(Data items)
::::::::

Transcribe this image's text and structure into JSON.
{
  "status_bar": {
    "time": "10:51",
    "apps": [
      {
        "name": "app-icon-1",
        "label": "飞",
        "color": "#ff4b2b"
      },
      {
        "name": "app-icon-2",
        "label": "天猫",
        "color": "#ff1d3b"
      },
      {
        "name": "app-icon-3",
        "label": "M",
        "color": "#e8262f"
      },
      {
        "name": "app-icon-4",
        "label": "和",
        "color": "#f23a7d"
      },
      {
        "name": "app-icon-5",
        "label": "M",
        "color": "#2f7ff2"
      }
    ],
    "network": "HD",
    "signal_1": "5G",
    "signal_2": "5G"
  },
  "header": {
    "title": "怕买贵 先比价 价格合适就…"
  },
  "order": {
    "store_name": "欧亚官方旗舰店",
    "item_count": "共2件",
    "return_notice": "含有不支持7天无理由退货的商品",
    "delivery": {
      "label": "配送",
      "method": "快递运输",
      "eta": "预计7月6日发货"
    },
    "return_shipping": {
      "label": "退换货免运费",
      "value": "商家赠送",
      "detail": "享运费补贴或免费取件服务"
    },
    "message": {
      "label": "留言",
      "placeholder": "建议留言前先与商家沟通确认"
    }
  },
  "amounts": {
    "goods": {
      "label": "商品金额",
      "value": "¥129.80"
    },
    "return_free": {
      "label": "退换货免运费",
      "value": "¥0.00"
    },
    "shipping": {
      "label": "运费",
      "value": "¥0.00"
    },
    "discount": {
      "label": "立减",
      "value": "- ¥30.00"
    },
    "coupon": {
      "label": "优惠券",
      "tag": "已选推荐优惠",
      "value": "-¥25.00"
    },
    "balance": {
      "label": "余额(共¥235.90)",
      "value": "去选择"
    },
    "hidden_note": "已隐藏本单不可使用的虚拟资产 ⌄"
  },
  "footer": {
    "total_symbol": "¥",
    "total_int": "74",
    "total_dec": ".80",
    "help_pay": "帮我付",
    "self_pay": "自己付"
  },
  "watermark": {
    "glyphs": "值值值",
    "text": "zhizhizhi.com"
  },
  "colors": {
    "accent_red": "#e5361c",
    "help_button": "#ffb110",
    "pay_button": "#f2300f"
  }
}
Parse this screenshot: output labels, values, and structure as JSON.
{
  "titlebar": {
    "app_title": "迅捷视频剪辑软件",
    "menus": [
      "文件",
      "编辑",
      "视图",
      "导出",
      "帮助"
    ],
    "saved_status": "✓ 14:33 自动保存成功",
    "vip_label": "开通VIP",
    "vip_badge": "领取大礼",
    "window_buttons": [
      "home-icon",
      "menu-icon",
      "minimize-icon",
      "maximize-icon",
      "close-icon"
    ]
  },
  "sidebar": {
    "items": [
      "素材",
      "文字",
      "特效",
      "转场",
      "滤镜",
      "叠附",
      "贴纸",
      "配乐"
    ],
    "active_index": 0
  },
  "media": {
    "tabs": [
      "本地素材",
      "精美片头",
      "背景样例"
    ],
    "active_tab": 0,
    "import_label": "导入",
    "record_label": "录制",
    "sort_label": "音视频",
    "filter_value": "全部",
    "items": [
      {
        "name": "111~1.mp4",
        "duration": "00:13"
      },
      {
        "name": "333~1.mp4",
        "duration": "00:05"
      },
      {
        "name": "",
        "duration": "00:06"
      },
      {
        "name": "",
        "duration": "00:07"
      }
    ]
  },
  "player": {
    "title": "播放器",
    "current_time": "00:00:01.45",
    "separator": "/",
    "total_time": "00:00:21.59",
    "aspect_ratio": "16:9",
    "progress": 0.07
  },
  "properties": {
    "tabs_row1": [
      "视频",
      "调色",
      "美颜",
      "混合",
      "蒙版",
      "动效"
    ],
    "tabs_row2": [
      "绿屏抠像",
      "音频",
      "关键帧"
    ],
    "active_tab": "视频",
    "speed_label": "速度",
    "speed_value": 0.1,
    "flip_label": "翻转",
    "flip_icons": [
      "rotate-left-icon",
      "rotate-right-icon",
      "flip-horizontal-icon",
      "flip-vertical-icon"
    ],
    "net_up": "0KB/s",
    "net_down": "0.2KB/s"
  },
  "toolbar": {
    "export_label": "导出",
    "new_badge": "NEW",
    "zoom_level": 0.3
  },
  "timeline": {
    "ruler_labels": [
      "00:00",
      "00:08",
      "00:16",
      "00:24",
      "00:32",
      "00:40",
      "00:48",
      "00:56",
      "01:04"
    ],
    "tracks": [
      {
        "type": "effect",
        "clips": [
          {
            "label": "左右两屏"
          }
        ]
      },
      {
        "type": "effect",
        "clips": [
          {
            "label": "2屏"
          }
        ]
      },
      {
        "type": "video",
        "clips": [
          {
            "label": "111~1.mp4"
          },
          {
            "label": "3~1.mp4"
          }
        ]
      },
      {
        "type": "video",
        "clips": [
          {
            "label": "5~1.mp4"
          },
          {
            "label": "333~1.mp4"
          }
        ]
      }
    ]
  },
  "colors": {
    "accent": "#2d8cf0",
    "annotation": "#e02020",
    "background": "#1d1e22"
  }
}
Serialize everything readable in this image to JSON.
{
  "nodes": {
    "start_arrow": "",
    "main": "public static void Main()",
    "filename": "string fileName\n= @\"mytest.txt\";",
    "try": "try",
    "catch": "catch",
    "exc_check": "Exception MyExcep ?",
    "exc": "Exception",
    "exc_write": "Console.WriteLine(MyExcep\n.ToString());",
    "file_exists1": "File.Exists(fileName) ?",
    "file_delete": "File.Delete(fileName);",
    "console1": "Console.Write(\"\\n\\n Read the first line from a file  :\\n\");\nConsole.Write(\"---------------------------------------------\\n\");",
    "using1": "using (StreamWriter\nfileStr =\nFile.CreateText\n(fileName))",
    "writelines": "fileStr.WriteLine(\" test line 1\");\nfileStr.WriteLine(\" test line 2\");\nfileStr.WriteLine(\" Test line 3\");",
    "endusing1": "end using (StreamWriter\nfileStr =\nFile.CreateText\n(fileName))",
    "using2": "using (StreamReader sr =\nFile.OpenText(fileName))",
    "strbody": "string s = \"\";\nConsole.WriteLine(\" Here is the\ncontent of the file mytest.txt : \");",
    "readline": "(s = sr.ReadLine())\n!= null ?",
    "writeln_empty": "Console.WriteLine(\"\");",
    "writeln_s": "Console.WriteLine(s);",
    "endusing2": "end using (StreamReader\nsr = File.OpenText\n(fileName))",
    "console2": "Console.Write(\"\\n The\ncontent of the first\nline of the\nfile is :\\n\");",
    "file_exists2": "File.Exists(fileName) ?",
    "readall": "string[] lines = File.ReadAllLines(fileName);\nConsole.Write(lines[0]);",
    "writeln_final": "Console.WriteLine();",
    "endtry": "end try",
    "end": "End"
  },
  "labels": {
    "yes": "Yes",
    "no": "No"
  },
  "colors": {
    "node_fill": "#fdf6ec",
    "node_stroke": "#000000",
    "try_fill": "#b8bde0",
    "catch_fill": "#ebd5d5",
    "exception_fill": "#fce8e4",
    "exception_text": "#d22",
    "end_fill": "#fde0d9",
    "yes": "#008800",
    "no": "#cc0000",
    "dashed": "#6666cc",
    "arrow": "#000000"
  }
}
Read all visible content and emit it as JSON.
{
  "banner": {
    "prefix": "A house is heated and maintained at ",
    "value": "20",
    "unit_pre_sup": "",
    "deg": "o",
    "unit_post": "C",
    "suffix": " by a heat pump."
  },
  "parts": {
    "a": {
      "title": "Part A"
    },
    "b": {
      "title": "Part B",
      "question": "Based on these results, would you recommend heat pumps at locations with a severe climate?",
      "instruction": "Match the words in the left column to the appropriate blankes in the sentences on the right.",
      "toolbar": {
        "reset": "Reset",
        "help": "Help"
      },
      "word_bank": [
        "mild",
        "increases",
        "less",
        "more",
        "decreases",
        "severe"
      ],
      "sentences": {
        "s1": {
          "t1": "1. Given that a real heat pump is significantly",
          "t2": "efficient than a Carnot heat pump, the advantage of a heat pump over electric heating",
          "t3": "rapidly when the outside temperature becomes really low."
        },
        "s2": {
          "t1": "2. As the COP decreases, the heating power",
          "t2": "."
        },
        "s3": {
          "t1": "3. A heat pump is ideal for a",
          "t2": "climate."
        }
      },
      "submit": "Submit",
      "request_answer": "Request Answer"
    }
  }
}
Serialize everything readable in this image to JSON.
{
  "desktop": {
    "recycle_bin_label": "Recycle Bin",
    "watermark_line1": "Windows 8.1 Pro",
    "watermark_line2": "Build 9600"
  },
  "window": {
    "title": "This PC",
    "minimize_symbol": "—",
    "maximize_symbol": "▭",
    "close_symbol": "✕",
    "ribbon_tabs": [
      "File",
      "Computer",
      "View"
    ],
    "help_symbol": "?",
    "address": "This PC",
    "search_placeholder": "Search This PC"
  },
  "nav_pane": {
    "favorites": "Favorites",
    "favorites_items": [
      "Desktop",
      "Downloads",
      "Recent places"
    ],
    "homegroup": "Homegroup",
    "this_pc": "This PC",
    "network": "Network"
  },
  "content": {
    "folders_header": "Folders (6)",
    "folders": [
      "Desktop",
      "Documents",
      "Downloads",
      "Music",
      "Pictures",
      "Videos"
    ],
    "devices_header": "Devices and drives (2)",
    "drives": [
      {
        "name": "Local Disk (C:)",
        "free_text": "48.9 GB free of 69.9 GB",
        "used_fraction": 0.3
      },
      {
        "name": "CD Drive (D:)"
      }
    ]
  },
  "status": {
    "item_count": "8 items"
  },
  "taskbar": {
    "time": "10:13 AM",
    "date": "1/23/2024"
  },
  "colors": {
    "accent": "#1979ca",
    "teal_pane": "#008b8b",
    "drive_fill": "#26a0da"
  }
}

::::::::

- _Required task_
All lines above containing the string "MyExcep" are to be collected.

- _Result for this task_
    "exc_check": "Exception MyExcep ?",
    "exc_write": "Console.WriteLine(MyExcep\n.ToString());",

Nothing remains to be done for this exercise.